§ **EXERCISE**: Here are some records; copy every line that holds the word "Dewpoint".

§ **SOURCE RECORDS**:
════════════════════
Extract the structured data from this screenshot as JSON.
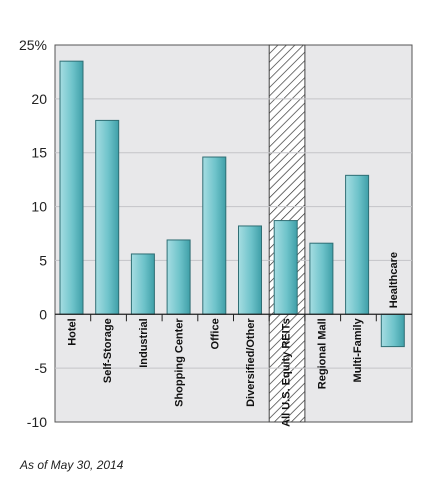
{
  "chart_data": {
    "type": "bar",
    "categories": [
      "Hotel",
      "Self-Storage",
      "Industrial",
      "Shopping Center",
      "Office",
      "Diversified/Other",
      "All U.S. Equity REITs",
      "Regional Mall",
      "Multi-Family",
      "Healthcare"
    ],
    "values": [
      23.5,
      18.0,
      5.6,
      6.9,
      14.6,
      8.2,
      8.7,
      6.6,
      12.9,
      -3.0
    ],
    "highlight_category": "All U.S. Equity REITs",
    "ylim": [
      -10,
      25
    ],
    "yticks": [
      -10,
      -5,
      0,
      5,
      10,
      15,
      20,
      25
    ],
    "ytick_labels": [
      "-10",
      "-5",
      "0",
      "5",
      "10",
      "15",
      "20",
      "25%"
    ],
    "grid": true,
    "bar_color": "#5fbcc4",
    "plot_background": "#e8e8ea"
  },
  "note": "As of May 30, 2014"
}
════════════════════
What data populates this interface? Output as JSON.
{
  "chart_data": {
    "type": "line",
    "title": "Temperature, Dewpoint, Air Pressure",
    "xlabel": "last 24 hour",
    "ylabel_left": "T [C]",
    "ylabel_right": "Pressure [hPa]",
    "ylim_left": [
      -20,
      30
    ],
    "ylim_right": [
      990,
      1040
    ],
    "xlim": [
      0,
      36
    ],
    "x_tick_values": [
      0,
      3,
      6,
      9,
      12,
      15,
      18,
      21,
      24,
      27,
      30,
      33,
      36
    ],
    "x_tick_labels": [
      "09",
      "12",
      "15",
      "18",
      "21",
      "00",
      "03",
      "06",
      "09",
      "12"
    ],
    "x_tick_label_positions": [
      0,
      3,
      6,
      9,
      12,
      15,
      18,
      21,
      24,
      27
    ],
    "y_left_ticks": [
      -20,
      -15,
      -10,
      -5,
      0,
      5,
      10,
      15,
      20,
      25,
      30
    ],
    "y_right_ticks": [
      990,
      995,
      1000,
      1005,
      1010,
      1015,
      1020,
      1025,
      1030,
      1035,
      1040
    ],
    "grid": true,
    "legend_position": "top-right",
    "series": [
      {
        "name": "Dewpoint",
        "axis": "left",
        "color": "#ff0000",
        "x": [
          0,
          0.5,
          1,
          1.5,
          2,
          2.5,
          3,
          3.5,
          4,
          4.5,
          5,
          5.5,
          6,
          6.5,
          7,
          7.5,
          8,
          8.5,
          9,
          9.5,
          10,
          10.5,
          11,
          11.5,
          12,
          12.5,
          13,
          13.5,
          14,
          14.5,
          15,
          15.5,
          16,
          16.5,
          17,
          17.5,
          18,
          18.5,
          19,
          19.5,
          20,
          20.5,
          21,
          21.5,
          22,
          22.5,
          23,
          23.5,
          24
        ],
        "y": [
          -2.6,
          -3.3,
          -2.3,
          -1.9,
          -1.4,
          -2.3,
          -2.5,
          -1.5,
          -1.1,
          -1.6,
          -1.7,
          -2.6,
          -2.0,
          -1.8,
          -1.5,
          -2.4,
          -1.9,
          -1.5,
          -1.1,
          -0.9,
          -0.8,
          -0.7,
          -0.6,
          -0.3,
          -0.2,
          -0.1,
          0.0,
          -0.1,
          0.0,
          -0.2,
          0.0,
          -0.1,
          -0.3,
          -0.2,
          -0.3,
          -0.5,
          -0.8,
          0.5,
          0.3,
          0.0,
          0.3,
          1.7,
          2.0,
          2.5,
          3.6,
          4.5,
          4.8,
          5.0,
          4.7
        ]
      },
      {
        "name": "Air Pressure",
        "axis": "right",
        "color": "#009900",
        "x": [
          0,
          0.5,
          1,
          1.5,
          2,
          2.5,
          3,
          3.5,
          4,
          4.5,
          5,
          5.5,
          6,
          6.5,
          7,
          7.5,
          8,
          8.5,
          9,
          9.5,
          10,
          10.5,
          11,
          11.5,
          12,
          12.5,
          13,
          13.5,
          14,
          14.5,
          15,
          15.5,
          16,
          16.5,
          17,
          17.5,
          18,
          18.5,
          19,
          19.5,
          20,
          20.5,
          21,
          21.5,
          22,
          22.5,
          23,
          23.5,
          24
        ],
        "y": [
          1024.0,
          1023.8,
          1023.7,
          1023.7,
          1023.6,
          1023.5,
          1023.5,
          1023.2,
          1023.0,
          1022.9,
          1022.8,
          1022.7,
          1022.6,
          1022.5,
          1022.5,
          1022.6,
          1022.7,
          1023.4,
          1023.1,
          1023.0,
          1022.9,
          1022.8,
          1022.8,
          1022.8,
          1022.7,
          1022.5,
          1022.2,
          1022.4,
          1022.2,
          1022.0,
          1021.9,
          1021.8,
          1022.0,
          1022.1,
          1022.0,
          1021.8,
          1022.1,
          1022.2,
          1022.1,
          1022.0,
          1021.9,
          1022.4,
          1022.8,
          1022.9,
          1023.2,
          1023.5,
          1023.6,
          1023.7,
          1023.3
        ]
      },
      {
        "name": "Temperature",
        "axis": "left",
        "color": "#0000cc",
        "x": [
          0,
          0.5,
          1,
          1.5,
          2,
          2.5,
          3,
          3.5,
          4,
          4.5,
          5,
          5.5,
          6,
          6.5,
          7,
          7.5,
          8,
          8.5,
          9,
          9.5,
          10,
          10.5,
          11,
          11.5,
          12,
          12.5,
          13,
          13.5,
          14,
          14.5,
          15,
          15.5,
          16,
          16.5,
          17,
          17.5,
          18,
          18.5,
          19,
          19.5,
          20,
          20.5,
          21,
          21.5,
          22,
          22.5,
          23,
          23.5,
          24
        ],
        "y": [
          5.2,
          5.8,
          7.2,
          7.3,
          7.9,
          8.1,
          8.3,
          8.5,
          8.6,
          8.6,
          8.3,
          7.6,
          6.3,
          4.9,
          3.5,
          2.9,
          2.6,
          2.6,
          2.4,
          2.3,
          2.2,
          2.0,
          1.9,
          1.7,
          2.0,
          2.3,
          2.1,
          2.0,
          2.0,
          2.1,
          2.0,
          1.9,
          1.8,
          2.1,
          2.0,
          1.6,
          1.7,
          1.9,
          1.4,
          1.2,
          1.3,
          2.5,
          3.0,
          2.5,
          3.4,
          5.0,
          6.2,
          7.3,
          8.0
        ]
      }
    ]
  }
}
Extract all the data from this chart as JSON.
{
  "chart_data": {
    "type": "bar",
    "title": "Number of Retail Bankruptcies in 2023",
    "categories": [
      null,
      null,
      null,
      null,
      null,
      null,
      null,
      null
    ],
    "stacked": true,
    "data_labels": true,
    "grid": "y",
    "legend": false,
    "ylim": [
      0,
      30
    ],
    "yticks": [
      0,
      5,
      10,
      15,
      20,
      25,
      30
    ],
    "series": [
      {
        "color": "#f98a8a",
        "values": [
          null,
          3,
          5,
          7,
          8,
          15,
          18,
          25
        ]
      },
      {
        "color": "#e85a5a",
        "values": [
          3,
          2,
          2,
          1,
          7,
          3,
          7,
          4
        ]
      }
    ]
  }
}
════════════════════
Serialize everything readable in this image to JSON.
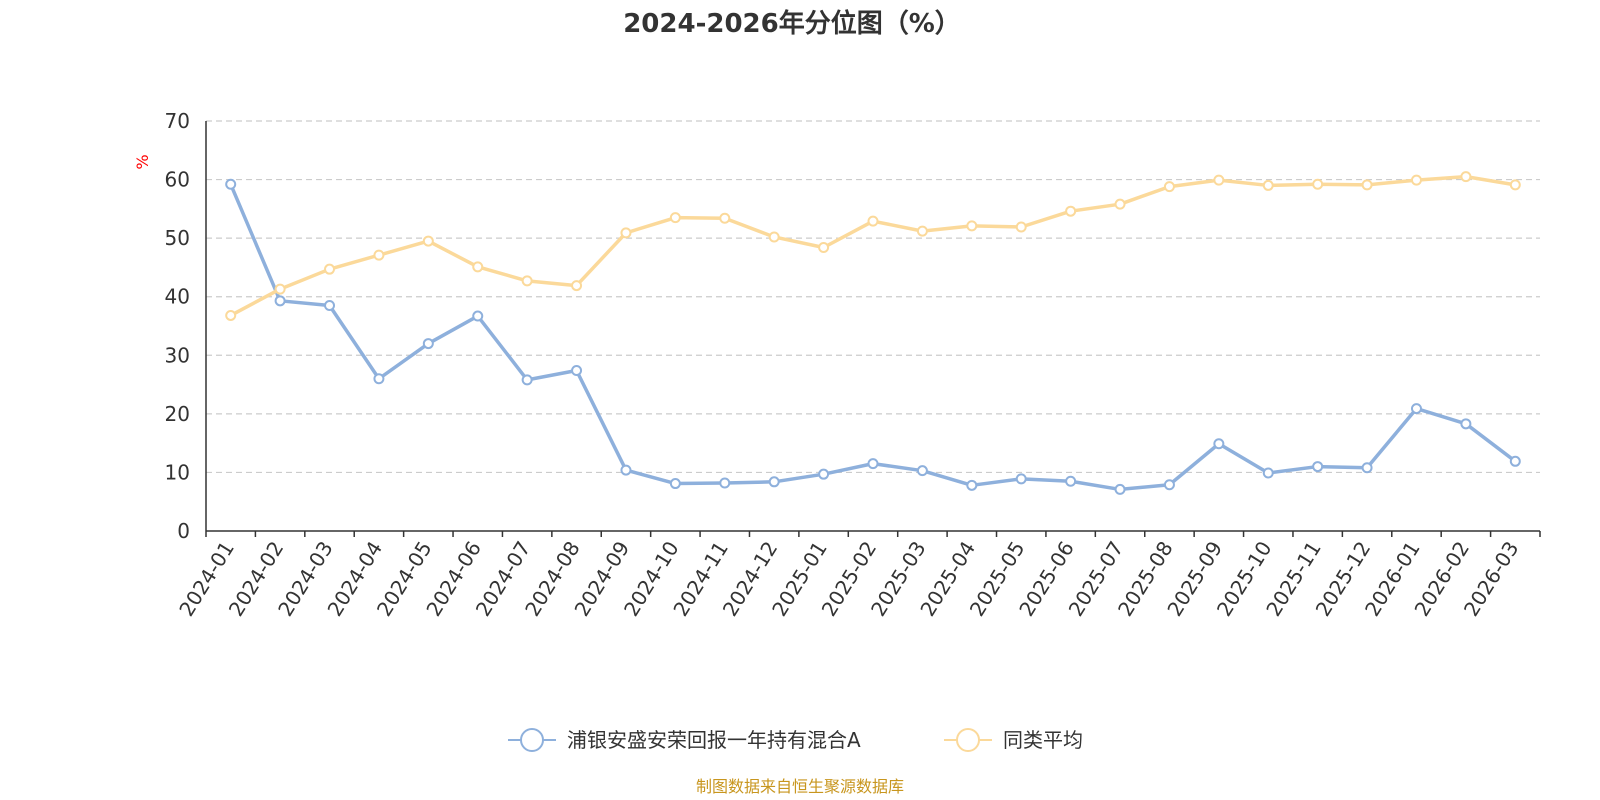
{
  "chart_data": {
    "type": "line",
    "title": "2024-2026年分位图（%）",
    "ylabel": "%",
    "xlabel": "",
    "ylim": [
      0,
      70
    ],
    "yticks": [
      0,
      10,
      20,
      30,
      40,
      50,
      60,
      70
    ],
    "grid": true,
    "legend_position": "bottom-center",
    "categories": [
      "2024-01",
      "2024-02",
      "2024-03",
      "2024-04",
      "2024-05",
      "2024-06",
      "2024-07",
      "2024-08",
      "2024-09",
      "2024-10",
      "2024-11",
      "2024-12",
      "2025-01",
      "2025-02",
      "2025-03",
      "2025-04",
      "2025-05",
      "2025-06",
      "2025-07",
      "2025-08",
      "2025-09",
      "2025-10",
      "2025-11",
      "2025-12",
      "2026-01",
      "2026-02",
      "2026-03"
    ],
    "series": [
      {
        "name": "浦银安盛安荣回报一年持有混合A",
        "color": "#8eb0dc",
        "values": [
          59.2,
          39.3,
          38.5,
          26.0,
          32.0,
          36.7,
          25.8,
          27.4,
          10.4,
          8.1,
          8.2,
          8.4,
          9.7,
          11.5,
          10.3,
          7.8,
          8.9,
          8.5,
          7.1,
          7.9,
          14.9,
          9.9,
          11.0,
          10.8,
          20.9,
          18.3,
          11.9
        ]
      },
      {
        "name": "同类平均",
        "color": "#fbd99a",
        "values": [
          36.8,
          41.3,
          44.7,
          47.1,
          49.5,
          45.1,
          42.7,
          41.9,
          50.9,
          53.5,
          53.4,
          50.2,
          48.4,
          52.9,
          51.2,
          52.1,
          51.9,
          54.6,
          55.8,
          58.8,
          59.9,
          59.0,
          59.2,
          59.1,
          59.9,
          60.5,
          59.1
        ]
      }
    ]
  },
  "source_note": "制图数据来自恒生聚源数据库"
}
════════════════════
§ **EXPECTED ANSWER**:
    "title": "Temperature, Dewpoint, Air Pressure",
        "name": "Dewpoint",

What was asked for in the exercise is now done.